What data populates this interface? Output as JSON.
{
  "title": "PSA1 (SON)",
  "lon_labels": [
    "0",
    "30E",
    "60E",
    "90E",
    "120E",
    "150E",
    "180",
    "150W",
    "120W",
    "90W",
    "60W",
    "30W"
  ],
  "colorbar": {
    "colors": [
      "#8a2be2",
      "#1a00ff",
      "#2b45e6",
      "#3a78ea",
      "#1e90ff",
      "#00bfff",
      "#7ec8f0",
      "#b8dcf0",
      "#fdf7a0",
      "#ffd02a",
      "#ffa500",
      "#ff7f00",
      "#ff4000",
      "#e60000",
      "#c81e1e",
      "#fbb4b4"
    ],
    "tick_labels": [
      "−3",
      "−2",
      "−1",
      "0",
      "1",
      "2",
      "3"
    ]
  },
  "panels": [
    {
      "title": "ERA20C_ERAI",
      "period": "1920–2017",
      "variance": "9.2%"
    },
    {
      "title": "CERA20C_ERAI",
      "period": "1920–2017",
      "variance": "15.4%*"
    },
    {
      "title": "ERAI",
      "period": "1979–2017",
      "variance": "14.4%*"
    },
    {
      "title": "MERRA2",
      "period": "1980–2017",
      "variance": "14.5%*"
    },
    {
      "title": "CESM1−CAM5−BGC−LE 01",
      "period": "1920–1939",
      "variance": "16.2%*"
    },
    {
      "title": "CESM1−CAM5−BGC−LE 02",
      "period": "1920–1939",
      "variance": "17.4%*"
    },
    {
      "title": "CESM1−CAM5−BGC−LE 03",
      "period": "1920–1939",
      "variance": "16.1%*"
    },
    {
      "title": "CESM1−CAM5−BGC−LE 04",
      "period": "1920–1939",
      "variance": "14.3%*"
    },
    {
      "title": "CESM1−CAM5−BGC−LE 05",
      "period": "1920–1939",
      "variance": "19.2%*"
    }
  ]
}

**WHAT TO WORK ON:**
Restate every line of the data word for word.

**COMPLETE OUTPUT:**
What data populates this interface? Output as JSON.
{
  "title": "PSA1 (SON)",
  "lon_labels": [
    "0",
    "30E",
    "60E",
    "90E",
    "120E",
    "150E",
    "180",
    "150W",
    "120W",
    "90W",
    "60W",
    "30W"
  ],
  "colorbar": {
    "colors": [
      "#8a2be2",
      "#1a00ff",
      "#2b45e6",
      "#3a78ea",
      "#1e90ff",
      "#00bfff",
      "#7ec8f0",
      "#b8dcf0",
      "#fdf7a0",
      "#ffd02a",
      "#ffa500",
      "#ff7f00",
      "#ff4000",
      "#e60000",
      "#c81e1e",
      "#fbb4b4"
    ],
    "tick_labels": [
      "−3",
      "−2",
      "−1",
      "0",
      "1",
      "2",
      "3"
    ]
  },
  "panels": [
    {
      "title": "ERA20C_ERAI",
      "period": "1920–2017",
      "variance": "9.2%"
    },
    {
      "title": "CERA20C_ERAI",
      "period": "1920–2017",
      "variance": "15.4%*"
    },
    {
      "title": "ERAI",
      "period": "1979–2017",
      "variance": "14.4%*"
    },
    {
      "title": "MERRA2",
      "period": "1980–2017",
      "variance": "14.5%*"
    },
    {
      "title": "CESM1−CAM5−BGC−LE 01",
      "period": "1920–1939",
      "variance": "16.2%*"
    },
    {
      "title": "CESM1−CAM5−BGC−LE 02",
      "period": "1920–1939",
      "variance": "17.4%*"
    },
    {
      "title": "CESM1−CAM5−BGC−LE 03",
      "period": "1920–1939",
      "variance": "16.1%*"
    },
    {
      "title": "CESM1−CAM5−BGC−LE 04",
      "period": "1920–1939",
      "variance": "14.3%*"
    },
    {
      "title": "CESM1−CAM5−BGC−LE 05",
      "period": "1920–1939",
      "variance": "19.2%*"
    }
  ]
}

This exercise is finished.